▸ Set problem
Look through the material below for "ธนาคารกร". Copy every line that contains it.

▸ Data supplied
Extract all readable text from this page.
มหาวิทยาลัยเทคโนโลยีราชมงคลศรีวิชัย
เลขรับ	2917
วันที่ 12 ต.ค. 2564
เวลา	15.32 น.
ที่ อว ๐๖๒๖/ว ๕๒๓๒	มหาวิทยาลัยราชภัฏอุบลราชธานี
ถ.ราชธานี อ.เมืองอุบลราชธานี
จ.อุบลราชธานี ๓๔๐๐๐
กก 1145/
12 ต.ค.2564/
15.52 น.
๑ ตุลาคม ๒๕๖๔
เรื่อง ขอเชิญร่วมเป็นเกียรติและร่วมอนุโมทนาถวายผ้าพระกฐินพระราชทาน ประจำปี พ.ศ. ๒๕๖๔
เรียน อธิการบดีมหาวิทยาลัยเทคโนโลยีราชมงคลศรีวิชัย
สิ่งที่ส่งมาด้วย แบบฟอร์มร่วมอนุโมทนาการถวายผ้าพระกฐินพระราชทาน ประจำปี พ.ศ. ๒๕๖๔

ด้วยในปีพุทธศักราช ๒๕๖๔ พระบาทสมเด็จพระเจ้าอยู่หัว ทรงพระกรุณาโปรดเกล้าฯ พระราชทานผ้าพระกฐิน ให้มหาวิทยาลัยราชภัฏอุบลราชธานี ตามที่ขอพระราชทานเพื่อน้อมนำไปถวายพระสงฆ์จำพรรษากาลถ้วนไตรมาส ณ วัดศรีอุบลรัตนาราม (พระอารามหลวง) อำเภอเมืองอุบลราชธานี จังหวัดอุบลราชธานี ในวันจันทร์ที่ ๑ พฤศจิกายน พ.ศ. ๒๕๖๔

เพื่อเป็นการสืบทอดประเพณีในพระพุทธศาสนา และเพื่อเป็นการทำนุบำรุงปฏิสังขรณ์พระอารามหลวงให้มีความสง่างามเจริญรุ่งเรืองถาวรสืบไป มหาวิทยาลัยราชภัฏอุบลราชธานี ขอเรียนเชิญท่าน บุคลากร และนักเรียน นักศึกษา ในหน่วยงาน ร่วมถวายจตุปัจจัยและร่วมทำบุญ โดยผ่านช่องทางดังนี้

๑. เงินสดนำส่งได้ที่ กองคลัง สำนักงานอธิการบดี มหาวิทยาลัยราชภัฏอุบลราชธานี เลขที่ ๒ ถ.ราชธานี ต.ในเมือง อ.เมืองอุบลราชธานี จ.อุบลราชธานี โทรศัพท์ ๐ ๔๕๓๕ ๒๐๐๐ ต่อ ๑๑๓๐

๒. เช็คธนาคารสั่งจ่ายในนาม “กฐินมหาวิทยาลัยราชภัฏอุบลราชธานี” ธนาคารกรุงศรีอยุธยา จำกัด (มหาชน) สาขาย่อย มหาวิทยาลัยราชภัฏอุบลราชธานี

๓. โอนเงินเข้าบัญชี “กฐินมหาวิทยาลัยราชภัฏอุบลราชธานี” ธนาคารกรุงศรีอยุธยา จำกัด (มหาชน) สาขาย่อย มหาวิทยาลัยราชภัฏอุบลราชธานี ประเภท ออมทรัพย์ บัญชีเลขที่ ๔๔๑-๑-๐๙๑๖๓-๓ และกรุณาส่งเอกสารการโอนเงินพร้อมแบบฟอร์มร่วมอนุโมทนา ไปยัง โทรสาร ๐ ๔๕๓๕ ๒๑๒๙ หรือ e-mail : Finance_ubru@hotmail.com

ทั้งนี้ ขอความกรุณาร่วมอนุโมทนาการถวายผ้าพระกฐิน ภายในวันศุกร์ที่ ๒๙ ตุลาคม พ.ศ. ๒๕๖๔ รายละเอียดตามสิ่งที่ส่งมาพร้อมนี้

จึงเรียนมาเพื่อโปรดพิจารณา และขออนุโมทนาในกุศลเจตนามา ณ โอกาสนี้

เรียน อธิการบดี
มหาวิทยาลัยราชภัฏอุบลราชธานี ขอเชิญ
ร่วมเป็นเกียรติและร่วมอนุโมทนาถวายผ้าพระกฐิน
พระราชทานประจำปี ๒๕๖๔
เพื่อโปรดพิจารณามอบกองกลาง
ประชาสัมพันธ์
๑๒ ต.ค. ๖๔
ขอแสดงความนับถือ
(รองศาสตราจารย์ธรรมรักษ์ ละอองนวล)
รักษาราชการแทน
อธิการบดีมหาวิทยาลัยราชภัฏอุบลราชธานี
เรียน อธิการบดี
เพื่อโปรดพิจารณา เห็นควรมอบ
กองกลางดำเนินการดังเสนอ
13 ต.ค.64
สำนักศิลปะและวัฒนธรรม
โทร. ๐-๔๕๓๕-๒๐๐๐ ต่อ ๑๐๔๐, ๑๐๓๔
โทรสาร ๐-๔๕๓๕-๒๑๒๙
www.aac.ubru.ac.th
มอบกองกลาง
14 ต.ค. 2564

▸ Written response
๒. เช็คธนาคารสั่งจ่ายในนาม “กฐินมหาวิทยาลัยราชภัฏอุบลราชธานี” ธนาคารกรุงศรีอยุธยา จำกัด (มหาชน) สาขาย่อย มหาวิทยาลัยราชภัฏอุบลราชธานี
๓. โอนเงินเข้าบัญชี “กฐินมหาวิทยาลัยราชภัฏอุบลราชธานี” ธนาคารกรุงศรีอยุธยา จำกัด (มหาชน) สาขาย่อย มหาวิทยาลัยราชภัฏอุบลราชธานี ประเภท ออมทรัพย์ บัญชีเลขที่ ๔๔๑-๑-๐๙๑๖๓-๓ และกรุณาส่งเอกสารการโอนเงินพร้อมแบบฟอร์มร่วมอนุโมทนา ไปยัง โทรสาร ๐ ๔๕๓๕ ๒๑๒๙ หรือ e-mail : Finance_ubru@hotmail.com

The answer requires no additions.